## Request
Gather all lines in the entries that include the word "State".
— BEGIN —
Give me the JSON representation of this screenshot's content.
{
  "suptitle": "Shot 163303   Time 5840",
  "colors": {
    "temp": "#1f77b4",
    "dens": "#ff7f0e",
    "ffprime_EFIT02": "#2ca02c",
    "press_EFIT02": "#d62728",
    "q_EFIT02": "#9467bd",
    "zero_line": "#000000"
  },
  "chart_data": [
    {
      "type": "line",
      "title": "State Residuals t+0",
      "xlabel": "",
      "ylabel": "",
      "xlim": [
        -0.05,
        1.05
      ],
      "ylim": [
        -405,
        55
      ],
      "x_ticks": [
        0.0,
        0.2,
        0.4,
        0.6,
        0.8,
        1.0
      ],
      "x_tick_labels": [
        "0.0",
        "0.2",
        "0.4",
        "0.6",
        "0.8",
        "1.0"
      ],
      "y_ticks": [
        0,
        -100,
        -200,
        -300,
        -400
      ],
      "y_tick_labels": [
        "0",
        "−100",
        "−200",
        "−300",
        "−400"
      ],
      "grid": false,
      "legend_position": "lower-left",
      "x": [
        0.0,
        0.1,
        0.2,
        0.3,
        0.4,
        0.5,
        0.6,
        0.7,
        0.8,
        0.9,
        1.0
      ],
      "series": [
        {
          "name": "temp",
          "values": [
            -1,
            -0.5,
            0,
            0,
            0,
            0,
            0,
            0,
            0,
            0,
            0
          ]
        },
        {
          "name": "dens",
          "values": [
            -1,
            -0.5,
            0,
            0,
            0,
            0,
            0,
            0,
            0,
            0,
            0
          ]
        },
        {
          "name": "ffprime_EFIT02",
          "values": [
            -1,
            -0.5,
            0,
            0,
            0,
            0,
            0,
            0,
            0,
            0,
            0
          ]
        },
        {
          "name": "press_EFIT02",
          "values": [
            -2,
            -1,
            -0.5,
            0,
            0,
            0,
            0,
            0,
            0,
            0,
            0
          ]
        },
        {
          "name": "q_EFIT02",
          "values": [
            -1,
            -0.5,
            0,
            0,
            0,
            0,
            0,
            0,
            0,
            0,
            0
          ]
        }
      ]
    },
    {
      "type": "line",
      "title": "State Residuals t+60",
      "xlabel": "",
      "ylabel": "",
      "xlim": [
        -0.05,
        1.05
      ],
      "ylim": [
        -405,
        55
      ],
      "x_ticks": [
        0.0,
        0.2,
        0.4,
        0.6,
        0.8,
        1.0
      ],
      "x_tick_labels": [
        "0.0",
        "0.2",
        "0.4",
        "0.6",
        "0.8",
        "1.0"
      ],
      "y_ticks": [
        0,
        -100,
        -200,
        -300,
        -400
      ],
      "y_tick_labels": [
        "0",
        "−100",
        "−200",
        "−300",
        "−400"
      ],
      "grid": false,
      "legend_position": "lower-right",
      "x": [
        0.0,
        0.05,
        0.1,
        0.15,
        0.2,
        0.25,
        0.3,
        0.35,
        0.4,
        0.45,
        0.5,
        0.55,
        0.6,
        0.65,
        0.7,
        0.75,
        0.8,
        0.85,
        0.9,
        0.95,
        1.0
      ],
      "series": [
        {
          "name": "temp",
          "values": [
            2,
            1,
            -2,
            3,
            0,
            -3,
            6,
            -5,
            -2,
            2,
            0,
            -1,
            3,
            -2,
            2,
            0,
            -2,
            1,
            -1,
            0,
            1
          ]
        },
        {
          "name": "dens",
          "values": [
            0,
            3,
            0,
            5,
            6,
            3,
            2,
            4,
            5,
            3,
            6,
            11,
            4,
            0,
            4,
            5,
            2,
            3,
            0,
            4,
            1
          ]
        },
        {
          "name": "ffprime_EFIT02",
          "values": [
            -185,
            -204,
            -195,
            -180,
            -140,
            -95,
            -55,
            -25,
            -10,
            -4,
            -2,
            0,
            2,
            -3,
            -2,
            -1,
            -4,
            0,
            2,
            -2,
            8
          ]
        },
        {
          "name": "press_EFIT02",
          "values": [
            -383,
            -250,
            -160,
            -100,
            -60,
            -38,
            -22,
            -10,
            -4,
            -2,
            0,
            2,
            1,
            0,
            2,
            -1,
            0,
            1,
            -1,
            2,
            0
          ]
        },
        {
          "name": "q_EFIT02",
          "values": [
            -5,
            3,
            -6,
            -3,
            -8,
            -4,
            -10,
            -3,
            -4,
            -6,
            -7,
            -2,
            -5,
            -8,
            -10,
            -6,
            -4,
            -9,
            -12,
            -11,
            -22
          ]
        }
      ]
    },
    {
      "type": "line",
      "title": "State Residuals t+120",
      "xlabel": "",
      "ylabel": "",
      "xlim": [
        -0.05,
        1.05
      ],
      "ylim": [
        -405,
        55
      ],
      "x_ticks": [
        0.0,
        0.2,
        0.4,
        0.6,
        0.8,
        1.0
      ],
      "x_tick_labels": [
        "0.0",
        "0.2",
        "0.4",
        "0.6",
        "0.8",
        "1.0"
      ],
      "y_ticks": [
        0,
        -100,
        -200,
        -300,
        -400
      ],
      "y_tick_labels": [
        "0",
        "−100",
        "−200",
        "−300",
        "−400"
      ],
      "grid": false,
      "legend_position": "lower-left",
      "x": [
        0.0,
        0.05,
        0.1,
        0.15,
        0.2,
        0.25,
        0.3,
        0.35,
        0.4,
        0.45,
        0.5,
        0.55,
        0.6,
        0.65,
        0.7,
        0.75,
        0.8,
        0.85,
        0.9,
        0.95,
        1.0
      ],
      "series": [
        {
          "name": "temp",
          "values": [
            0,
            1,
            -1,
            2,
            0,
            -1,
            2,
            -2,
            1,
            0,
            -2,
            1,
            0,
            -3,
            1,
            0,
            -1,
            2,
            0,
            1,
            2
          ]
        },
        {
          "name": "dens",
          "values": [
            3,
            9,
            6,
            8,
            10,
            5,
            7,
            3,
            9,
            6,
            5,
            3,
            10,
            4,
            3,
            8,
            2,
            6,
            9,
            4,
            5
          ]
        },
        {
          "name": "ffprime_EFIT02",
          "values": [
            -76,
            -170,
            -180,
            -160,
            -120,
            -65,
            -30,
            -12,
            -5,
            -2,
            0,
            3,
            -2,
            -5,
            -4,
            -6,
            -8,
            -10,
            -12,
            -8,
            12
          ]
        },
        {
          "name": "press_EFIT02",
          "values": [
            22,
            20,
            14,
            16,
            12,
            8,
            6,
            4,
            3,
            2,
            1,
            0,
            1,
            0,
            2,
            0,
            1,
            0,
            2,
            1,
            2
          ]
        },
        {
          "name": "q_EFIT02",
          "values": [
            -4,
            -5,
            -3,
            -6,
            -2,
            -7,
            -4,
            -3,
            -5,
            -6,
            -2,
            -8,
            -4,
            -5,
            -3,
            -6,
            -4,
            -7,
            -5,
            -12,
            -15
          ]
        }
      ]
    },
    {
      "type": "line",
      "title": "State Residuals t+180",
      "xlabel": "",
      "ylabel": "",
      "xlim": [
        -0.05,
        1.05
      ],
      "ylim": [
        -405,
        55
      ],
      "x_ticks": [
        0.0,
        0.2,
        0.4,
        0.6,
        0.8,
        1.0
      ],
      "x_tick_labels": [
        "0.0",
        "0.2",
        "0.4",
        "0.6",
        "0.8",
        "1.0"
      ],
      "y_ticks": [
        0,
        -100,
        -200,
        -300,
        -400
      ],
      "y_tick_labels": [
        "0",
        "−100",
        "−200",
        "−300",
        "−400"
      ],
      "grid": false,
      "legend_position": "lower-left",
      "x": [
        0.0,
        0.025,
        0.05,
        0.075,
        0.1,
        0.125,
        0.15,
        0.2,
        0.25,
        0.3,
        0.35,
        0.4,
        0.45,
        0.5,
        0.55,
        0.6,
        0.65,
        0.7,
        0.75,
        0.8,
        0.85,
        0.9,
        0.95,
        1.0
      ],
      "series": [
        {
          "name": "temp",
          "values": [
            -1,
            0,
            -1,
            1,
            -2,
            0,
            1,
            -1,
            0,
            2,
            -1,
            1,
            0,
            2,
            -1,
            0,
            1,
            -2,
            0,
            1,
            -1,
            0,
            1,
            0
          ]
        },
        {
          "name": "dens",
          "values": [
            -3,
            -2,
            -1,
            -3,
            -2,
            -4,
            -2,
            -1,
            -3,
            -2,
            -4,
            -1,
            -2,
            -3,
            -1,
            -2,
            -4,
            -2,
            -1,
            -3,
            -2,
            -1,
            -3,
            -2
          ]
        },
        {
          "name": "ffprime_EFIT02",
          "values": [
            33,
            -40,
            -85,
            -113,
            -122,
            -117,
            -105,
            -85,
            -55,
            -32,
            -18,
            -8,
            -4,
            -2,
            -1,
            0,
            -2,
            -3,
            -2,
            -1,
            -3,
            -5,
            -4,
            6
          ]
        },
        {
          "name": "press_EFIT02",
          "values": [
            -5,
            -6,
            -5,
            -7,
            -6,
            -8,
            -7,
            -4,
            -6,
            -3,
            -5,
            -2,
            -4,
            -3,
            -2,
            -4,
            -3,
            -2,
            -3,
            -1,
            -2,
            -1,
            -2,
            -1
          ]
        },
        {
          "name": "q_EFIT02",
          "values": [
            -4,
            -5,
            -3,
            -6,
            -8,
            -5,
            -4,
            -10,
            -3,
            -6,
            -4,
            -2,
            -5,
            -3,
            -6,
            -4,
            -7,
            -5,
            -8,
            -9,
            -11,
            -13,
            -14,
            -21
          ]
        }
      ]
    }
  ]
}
— END —
## Answer below
      "title": "State Residuals t+0",
      "title": "State Residuals t+60",
      "title": "State Residuals t+120",
      "title": "State Residuals t+180",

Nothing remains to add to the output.